** Short task **
Only the number is wanted: how many lines of the data contain "Weitere"?
# Information given start
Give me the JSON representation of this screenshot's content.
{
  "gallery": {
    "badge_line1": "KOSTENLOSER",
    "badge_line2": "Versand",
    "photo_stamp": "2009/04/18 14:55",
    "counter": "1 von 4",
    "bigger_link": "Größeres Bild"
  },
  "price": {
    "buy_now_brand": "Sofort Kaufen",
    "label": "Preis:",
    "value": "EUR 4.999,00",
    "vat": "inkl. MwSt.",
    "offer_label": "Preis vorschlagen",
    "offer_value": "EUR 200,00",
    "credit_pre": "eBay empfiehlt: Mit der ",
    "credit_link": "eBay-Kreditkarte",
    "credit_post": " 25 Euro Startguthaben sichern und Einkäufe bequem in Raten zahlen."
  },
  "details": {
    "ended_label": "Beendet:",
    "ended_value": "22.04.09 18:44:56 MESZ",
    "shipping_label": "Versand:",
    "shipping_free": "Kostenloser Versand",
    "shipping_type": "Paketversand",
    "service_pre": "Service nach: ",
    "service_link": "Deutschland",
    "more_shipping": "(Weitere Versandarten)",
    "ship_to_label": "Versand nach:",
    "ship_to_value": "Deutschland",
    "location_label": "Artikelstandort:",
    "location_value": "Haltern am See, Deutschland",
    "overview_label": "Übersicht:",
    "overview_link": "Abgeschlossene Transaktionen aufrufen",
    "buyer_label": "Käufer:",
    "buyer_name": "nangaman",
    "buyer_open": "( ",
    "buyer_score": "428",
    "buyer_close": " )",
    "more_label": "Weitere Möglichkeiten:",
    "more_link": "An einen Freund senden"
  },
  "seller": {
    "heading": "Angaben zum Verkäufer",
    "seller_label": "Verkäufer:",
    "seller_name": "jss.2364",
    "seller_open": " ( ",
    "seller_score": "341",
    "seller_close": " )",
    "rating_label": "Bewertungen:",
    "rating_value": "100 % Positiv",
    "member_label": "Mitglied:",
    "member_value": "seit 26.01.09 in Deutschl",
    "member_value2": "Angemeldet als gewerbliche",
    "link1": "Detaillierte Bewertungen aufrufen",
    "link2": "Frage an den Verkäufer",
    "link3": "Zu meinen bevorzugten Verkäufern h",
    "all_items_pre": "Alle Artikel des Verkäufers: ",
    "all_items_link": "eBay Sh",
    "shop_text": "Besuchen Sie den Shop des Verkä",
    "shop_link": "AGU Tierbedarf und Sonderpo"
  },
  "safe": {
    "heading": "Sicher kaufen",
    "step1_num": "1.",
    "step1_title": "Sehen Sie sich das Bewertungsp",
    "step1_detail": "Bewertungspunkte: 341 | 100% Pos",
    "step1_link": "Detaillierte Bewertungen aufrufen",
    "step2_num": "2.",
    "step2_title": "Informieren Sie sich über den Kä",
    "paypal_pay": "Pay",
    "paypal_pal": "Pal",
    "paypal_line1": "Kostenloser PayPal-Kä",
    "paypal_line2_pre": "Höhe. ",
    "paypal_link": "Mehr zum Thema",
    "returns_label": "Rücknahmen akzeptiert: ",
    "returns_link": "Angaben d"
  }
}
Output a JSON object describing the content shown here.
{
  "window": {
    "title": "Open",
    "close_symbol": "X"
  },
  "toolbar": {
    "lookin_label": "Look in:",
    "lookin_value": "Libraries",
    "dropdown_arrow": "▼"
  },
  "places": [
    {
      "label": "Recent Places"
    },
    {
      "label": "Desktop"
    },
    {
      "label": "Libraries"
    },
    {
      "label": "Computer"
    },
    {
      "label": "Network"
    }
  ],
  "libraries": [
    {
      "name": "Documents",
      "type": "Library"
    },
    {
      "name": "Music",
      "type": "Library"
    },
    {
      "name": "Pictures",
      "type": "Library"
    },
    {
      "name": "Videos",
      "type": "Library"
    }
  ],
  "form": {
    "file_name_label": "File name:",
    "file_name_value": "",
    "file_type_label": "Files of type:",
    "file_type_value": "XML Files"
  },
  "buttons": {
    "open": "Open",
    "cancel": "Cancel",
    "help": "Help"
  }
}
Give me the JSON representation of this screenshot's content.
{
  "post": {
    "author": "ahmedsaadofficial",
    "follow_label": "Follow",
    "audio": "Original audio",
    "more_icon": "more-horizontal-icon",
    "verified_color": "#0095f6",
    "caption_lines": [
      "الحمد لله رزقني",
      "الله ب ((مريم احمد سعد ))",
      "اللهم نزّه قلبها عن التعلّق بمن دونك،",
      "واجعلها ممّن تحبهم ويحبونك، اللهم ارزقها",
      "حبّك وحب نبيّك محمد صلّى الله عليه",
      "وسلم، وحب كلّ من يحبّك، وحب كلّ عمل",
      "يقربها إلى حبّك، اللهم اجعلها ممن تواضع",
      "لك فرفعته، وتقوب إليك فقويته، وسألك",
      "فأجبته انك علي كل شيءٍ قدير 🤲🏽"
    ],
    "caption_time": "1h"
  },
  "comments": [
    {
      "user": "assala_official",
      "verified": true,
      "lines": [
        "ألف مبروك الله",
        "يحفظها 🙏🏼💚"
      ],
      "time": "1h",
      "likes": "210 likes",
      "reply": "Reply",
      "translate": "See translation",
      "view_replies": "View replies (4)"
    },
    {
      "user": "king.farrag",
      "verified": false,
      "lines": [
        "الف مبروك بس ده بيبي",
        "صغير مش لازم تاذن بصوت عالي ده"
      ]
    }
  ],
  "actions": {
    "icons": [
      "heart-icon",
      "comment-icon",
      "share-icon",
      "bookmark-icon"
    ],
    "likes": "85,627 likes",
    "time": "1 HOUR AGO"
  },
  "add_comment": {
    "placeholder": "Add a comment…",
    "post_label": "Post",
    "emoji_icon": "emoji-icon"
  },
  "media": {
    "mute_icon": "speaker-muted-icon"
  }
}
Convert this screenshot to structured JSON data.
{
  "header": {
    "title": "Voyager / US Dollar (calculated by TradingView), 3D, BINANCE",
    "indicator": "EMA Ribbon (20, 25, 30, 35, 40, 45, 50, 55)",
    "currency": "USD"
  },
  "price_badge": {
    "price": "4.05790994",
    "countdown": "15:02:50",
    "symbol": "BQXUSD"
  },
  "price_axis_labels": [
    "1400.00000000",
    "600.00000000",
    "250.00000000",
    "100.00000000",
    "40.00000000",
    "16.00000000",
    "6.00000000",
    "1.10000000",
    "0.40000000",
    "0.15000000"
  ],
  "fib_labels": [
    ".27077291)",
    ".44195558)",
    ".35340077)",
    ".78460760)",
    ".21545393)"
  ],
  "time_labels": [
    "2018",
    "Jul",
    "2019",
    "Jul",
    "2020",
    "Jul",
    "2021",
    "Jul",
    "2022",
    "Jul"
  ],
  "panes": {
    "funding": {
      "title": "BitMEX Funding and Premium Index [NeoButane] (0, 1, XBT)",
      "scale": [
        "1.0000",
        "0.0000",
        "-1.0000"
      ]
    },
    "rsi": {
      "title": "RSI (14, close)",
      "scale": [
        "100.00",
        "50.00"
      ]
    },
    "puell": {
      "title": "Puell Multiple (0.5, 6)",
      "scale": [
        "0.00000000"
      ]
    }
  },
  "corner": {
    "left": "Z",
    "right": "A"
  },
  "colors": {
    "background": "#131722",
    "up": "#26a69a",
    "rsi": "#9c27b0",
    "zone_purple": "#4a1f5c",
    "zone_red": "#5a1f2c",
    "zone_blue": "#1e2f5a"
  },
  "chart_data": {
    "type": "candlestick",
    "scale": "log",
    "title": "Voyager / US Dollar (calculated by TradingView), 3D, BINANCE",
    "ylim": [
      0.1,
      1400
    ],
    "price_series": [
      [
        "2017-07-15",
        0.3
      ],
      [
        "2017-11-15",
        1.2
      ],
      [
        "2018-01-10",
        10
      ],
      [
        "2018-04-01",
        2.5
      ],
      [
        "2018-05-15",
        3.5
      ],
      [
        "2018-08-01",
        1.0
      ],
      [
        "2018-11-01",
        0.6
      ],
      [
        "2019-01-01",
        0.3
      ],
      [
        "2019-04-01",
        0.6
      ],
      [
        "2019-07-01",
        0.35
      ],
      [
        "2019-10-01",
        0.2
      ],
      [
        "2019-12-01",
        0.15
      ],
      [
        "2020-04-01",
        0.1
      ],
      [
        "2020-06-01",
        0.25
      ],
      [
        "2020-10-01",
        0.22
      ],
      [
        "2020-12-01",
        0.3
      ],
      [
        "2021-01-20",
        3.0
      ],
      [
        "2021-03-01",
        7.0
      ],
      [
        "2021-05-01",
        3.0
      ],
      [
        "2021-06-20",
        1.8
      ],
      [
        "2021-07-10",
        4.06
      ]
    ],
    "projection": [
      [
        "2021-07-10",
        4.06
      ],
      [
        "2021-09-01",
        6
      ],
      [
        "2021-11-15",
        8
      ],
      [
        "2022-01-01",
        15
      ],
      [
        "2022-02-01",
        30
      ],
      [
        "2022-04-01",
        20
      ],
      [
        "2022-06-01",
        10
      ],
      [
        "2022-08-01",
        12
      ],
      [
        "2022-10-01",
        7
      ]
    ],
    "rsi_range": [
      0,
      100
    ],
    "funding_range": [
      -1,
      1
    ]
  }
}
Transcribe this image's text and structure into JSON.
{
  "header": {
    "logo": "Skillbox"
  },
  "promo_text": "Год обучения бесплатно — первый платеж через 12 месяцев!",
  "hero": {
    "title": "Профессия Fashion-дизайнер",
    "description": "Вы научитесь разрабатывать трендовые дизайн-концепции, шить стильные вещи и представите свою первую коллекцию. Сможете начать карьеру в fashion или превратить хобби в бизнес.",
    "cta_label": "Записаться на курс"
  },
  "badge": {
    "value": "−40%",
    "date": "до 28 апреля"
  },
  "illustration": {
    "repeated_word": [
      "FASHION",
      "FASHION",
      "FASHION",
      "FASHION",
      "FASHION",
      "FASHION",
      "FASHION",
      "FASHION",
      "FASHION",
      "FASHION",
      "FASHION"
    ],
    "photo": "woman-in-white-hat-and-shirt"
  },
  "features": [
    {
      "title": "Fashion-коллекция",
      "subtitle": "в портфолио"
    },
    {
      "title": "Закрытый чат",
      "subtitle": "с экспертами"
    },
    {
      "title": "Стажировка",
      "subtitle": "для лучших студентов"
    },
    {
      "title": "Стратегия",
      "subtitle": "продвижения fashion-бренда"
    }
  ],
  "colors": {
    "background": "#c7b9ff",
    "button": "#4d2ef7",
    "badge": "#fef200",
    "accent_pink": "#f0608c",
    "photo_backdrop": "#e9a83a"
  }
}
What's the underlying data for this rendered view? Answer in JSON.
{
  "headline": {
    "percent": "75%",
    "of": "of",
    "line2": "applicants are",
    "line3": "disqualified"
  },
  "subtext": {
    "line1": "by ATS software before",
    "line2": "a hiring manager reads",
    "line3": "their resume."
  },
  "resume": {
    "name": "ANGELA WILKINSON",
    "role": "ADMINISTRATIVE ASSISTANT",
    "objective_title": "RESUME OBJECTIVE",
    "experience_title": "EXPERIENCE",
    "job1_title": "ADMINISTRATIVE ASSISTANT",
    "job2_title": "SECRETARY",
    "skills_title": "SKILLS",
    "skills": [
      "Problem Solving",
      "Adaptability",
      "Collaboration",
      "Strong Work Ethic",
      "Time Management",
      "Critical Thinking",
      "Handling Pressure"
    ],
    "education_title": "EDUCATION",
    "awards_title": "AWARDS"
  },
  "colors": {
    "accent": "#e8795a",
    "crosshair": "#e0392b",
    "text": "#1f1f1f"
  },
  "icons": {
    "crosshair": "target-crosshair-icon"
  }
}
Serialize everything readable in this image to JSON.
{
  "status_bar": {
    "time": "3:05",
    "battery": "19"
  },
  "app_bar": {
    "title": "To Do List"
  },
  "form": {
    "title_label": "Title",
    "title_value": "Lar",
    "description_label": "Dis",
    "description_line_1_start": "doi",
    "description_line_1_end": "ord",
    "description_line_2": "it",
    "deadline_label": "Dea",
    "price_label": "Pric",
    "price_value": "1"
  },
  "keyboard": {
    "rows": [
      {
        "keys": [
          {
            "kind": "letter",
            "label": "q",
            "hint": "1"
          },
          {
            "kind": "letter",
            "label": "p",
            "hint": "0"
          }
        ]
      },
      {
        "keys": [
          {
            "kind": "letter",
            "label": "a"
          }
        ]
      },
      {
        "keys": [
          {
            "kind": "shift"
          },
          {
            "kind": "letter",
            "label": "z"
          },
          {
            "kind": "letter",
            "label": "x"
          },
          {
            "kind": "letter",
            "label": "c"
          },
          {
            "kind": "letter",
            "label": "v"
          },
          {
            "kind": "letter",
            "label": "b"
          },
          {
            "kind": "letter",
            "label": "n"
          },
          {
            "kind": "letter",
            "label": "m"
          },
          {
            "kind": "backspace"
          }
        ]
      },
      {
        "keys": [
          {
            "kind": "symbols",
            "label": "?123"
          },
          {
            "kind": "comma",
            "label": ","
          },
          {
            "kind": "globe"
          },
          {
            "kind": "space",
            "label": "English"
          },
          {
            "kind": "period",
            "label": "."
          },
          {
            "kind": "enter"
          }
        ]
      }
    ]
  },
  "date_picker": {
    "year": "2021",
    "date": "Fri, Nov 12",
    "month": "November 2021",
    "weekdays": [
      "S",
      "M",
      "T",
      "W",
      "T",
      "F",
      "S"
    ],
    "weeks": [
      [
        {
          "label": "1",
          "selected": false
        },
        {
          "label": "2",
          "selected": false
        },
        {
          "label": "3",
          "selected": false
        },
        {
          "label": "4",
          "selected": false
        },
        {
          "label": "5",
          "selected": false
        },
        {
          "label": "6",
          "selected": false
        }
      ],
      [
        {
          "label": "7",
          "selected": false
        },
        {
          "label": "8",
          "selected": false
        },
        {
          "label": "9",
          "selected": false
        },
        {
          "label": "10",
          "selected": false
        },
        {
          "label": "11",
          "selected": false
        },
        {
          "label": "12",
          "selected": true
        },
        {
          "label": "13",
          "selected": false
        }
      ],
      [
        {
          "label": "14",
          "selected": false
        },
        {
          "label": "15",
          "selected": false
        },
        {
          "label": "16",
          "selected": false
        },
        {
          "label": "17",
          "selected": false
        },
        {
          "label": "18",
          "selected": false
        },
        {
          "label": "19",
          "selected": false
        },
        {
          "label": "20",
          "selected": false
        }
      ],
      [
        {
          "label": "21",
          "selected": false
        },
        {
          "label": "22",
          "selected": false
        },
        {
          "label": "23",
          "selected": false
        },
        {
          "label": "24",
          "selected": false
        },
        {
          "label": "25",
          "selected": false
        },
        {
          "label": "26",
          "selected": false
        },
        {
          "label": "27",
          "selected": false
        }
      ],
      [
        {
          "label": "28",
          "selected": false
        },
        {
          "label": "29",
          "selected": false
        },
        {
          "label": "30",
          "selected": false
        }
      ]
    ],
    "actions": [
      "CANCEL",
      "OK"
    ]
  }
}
# Information given end
** Exercise result **
2